:: GOAL ::
Check every line of the entries for "this", and copy the lines that hold it.

____ DATA EXCERPTS

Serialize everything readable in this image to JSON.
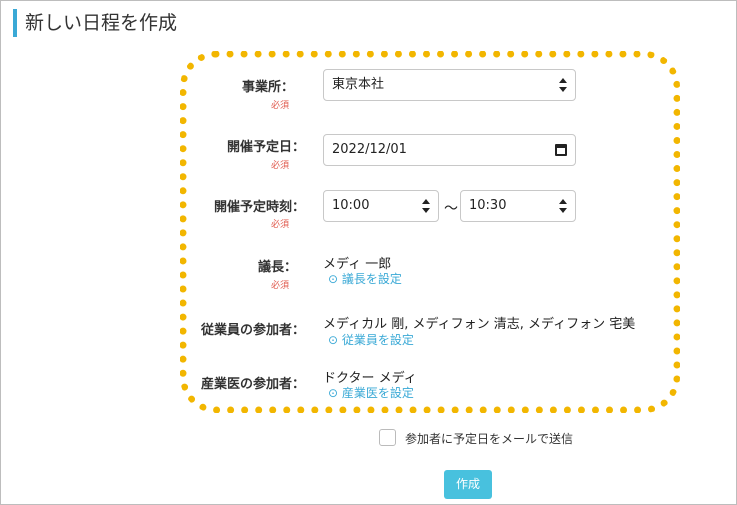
{
  "page": {
    "title": "新しい日程を作成"
  },
  "form": {
    "office": {
      "label": "事業所：",
      "required": "必須",
      "value": "東京本社"
    },
    "date": {
      "label": "開催予定日：",
      "required": "必須",
      "value": "2022/12/01"
    },
    "time": {
      "label": "開催予定時刻：",
      "required": "必須",
      "start": "10:00",
      "separator": "～",
      "end": "10:30"
    },
    "chair": {
      "label": "議長：",
      "required": "必須",
      "value": "メディ 一郎",
      "link": "⊙ 議長を設定"
    },
    "employees": {
      "label": "従業員の参加者：",
      "value": "メディカル 剛, メディフォン 清志, メディフォン 宅美",
      "link": "⊙ 従業員を設定"
    },
    "doctor": {
      "label": "産業医の参加者：",
      "value": "ドクター メディ",
      "link": "⊙ 産業医を設定"
    },
    "notify": {
      "label": "参加者に予定日をメールで送信",
      "checked": false
    },
    "submit_label": "作成"
  },
  "colors": {
    "accent": "#3aa9d6",
    "highlight": "#f2b600",
    "required": "#e0574a",
    "button": "#48c1de"
  }
}
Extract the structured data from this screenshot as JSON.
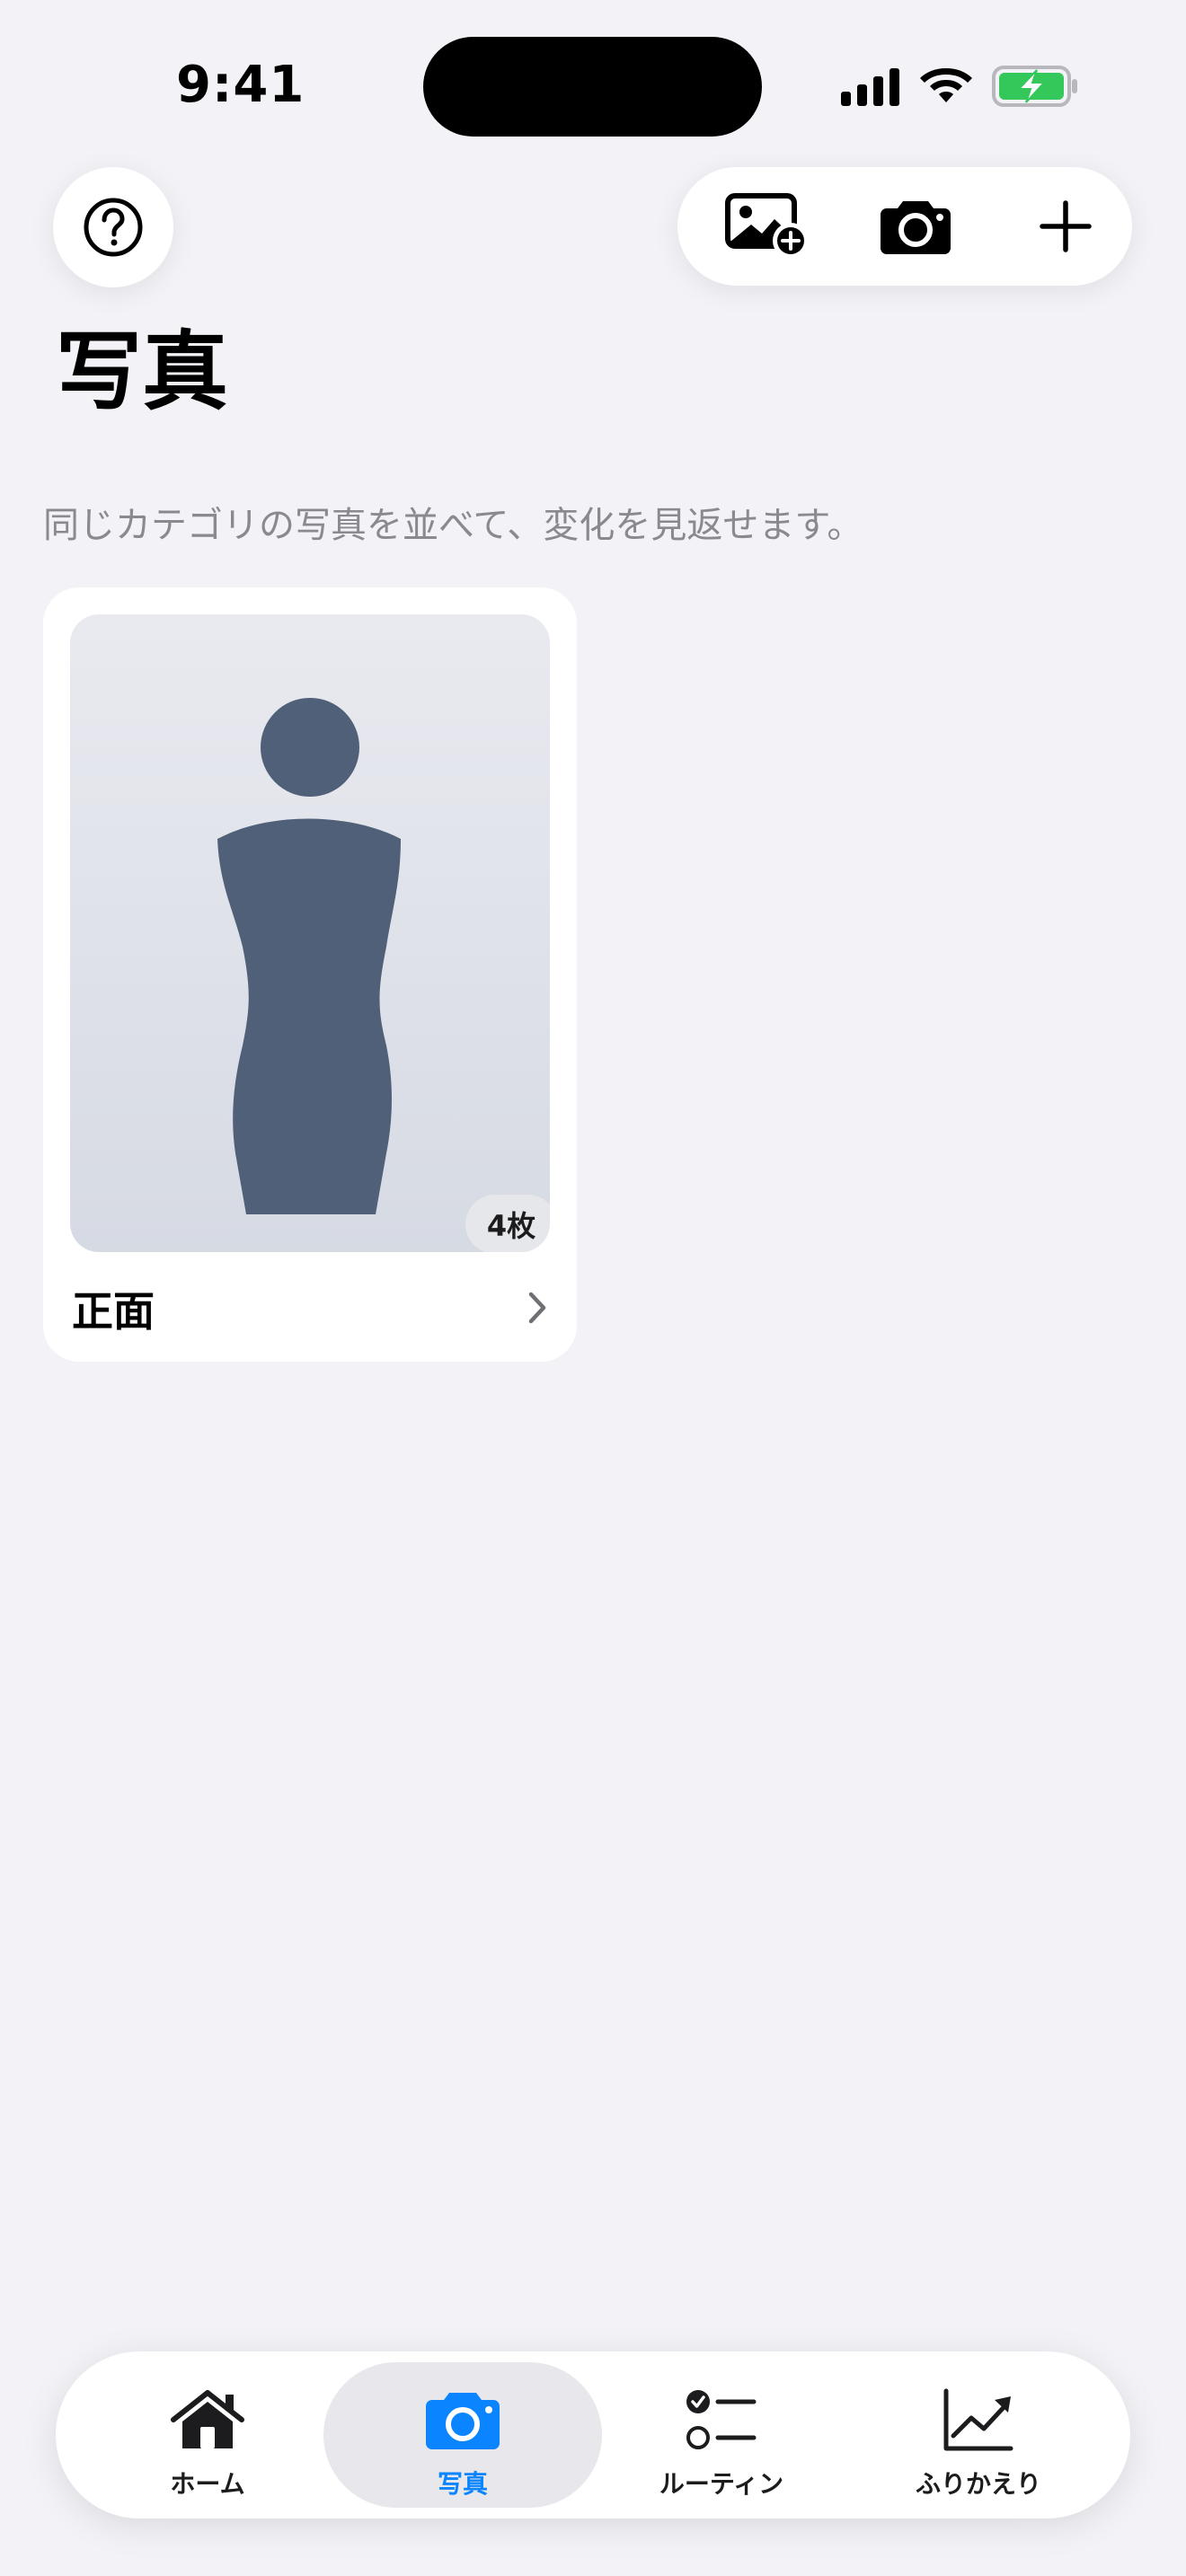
{
  "status_bar": {
    "time": "9:41"
  },
  "toolbar": {
    "help_icon": "question-circle-icon",
    "add_photo_icon": "photo-badge-plus-icon",
    "camera_icon": "camera-icon",
    "add_icon": "plus-icon"
  },
  "page": {
    "title": "写真",
    "subtitle": "同じカテゴリの写真を並べて、変化を見返せます。"
  },
  "categories": [
    {
      "name": "正面",
      "count_label": "4枚"
    }
  ],
  "tabbar": {
    "active_index": 1,
    "active_color": "#0A84FF",
    "items": [
      {
        "label": "ホーム",
        "icon": "house-icon"
      },
      {
        "label": "写真",
        "icon": "camera-fill-icon"
      },
      {
        "label": "ルーティン",
        "icon": "checklist-icon"
      },
      {
        "label": "ふりかえり",
        "icon": "chart-line-uptrend-icon"
      }
    ]
  },
  "colors": {
    "background": "#F2F2F7",
    "accent": "#0A84FF",
    "battery_charging": "#34C759",
    "silhouette": "#506078"
  }
}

________

:: EXERCISE SOLUTION ::
Serialize everything readable in this image to JSON.
Extract the structured data from this screenshot as JSON.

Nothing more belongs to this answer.